Dataset rows about figures
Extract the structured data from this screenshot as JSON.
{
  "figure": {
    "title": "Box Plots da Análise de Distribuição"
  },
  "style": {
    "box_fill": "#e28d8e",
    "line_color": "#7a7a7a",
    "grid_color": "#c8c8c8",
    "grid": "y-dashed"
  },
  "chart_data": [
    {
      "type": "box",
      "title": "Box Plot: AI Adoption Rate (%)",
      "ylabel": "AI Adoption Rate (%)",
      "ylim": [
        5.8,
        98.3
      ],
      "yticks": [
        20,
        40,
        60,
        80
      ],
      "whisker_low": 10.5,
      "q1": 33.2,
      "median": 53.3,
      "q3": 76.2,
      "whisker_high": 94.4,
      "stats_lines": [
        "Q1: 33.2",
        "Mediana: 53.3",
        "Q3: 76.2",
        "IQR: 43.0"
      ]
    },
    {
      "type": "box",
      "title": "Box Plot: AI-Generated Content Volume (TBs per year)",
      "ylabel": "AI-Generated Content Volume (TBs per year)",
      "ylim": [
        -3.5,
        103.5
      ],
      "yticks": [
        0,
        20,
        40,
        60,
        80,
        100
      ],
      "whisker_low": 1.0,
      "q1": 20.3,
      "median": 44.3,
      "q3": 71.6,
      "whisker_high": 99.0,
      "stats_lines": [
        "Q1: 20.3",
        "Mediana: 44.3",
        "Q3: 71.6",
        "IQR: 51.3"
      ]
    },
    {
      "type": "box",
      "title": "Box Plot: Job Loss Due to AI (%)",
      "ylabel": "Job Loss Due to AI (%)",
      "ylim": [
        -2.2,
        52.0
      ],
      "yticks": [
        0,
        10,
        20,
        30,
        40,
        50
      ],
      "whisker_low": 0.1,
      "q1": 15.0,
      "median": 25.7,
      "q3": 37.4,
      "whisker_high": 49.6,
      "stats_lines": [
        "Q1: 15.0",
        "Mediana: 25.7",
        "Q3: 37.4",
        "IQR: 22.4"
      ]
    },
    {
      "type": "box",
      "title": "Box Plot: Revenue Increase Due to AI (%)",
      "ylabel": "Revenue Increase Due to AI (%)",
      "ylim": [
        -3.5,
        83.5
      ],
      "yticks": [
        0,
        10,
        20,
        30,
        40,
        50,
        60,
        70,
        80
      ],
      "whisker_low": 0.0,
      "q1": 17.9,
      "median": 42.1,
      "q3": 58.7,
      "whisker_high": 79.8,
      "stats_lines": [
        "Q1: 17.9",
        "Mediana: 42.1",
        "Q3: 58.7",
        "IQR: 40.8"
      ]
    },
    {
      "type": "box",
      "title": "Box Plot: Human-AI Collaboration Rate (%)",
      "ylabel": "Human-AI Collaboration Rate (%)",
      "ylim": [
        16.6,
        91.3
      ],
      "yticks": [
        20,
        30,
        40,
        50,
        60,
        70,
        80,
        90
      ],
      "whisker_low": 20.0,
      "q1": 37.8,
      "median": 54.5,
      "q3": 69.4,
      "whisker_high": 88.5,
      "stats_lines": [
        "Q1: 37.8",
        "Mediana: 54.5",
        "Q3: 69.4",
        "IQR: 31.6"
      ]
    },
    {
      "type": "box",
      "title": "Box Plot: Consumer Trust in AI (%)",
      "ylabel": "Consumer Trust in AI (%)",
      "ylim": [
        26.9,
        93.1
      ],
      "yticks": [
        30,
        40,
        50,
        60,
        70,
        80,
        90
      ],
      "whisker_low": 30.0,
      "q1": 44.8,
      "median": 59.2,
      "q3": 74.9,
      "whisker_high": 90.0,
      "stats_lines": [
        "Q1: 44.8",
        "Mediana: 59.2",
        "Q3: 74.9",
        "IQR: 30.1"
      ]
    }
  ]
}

• **AIM**
All the data must be duplicated exactly, with nothing added or removed.

• **SOLUTION TO THE PROBLEM**
Extract the structured data from this screenshot as JSON.
{
  "figure": {
    "title": "Box Plots da Análise de Distribuição"
  },
  "style": {
    "box_fill": "#e28d8e",
    "line_color": "#7a7a7a",
    "grid_color": "#c8c8c8",
    "grid": "y-dashed"
  },
  "chart_data": [
    {
      "type": "box",
      "title": "Box Plot: AI Adoption Rate (%)",
      "ylabel": "AI Adoption Rate (%)",
      "ylim": [
        5.8,
        98.3
      ],
      "yticks": [
        20,
        40,
        60,
        80
      ],
      "whisker_low": 10.5,
      "q1": 33.2,
      "median": 53.3,
      "q3": 76.2,
      "whisker_high": 94.4,
      "stats_lines": [
        "Q1: 33.2",
        "Mediana: 53.3",
        "Q3: 76.2",
        "IQR: 43.0"
      ]
    },
    {
      "type": "box",
      "title": "Box Plot: AI-Generated Content Volume (TBs per year)",
      "ylabel": "AI-Generated Content Volume (TBs per year)",
      "ylim": [
        -3.5,
        103.5
      ],
      "yticks": [
        0,
        20,
        40,
        60,
        80,
        100
      ],
      "whisker_low": 1.0,
      "q1": 20.3,
      "median": 44.3,
      "q3": 71.6,
      "whisker_high": 99.0,
      "stats_lines": [
        "Q1: 20.3",
        "Mediana: 44.3",
        "Q3: 71.6",
        "IQR: 51.3"
      ]
    },
    {
      "type": "box",
      "title": "Box Plot: Job Loss Due to AI (%)",
      "ylabel": "Job Loss Due to AI (%)",
      "ylim": [
        -2.2,
        52.0
      ],
      "yticks": [
        0,
        10,
        20,
        30,
        40,
        50
      ],
      "whisker_low": 0.1,
      "q1": 15.0,
      "median": 25.7,
      "q3": 37.4,
      "whisker_high": 49.6,
      "stats_lines": [
        "Q1: 15.0",
        "Mediana: 25.7",
        "Q3: 37.4",
        "IQR: 22.4"
      ]
    },
    {
      "type": "box",
      "title": "Box Plot: Revenue Increase Due to AI (%)",
      "ylabel": "Revenue Increase Due to AI (%)",
      "ylim": [
        -3.5,
        83.5
      ],
      "yticks": [
        0,
        10,
        20,
        30,
        40,
        50,
        60,
        70,
        80
      ],
      "whisker_low": 0.0,
      "q1": 17.9,
      "median": 42.1,
      "q3": 58.7,
      "whisker_high": 79.8,
      "stats_lines": [
        "Q1: 17.9",
        "Mediana: 42.1",
        "Q3: 58.7",
        "IQR: 40.8"
      ]
    },
    {
      "type": "box",
      "title": "Box Plot: Human-AI Collaboration Rate (%)",
      "ylabel": "Human-AI Collaboration Rate (%)",
      "ylim": [
        16.6,
        91.3
      ],
      "yticks": [
        20,
        30,
        40,
        50,
        60,
        70,
        80,
        90
      ],
      "whisker_low": 20.0,
      "q1": 37.8,
      "median": 54.5,
      "q3": 69.4,
      "whisker_high": 88.5,
      "stats_lines": [
        "Q1: 37.8",
        "Mediana: 54.5",
        "Q3: 69.4",
        "IQR: 31.6"
      ]
    },
    {
      "type": "box",
      "title": "Box Plot: Consumer Trust in AI (%)",
      "ylabel": "Consumer Trust in AI (%)",
      "ylim": [
        26.9,
        93.1
      ],
      "yticks": [
        30,
        40,
        50,
        60,
        70,
        80,
        90
      ],
      "whisker_low": 30.0,
      "q1": 44.8,
      "median": 59.2,
      "q3": 74.9,
      "whisker_high": 90.0,
      "stats_lines": [
        "Q1: 44.8",
        "Mediana: 59.2",
        "Q3: 74.9",
        "IQR: 30.1"
      ]
    }
  ]
}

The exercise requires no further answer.